→ SOURCE PASSAGE
Klara, a New York-based healthcare startup that pitches itself as a better tool for patient engagement for doctor’s offices and other clinical practices, has raised $15 million in new financing. 

The money comes as investors continue to pour cash into companies developing new communications, diagnostics and management tools for medical offices as patients look for more virtual care options.

For Simon Bolz and his co-founder Simon Lorenz the aspect of Klara’s business that differentiates it from its many, many competitors is the company’s emphasis on putting patient communications at the center of its user interface.

“The other products, maybe they started with intake or payments and they added messaging as an add-on. Building it that way, like others do, is not the most engaging way,” says Bolz.

Klara focuses on independent practices and practice groups beginning with dermatologists, but the company’s services work with any medical practice.

Integrations with EHRs and communication history are table stakes for most patient engagement services these days and Klara offers those. The company works through a portal on a mobile web browser. Patients are sent a link via text and then interact with the service via text messaging.

It’s that text messaging component that attracted Google’s Gradient Ventures, according to Bolz. The company wants to automate more and more of the medical process and is going to rely on natural language processing technologies to do it.

“We are going more and more into automation. We have started to automate a lot of these processes. Integrating with EHRs and practice management systems,” Bolz said. 

Darian Shirazi, a general partner at Gradient Ventures, and Navid Farzad, a partner at Frist Cressey Ventures, will both take seats on the Klara board.

“The traditional physician practice must transform to improve communication and engagement with their patients — especially in a post-COVID world. Existing practice technology infrastructure is inadequate. Klara’s seamless solution modernizes the practice infrastructure without disrupting workflows.” said Navid Farzad from Frist Cressey Ventures, in a statement.

→ TASK OBJECTIVE
Reproduce the part of the Klara funding article between "For Simon Bolz" and "any medical practice.", inclusive, swapping "dermatologists" for "pediatricians". The records that follow were drawn from a separate source.

→ DATA
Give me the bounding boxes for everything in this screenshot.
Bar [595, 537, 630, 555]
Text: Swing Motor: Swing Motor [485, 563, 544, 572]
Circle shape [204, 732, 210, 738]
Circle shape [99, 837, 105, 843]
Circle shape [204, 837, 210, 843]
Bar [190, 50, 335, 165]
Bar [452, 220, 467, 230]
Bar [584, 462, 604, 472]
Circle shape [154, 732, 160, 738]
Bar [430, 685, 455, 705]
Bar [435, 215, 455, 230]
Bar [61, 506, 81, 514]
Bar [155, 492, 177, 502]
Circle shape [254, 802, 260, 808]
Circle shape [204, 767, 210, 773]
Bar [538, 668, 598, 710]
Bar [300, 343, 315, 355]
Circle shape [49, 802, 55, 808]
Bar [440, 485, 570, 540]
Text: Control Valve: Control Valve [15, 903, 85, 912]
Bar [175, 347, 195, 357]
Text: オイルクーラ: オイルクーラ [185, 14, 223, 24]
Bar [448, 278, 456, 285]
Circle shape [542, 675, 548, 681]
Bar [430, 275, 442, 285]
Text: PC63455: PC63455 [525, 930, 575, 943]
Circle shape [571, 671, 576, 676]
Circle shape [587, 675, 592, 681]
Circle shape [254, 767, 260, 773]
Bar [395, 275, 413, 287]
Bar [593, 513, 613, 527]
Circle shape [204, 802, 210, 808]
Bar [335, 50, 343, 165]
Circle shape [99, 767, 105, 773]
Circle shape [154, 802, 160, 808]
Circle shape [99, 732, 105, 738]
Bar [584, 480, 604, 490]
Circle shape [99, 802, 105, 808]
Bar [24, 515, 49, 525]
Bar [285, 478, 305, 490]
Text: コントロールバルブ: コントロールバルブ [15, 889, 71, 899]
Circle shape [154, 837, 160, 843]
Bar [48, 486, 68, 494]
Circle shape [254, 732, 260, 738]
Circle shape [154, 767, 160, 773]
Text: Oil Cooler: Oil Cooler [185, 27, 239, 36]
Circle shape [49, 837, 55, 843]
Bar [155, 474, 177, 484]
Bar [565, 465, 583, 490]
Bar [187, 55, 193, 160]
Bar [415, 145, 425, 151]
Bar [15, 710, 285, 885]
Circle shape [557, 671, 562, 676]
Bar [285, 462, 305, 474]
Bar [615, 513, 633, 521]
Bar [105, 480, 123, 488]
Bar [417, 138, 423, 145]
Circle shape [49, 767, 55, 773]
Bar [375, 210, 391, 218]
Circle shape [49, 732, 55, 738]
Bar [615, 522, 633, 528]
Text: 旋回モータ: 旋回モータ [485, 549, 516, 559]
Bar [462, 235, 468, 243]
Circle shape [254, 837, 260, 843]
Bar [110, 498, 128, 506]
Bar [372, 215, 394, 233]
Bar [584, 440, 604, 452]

→ EXERCISE RESPONSE
For Simon Bolz and his co-founder Simon Lorenz the aspect of Klara’s business that differentiates it from its many, many competitors is the company’s emphasis on putting patient communications at the center of its user interface.

“The other products, maybe they started with intake or payments and they added messaging as an add-on. Building it that way, like others do, is not the most engaging way,” says Bolz.

Klara focuses on independent practices and practice groups beginning with pediatricians, but the company’s services work with any medical practice.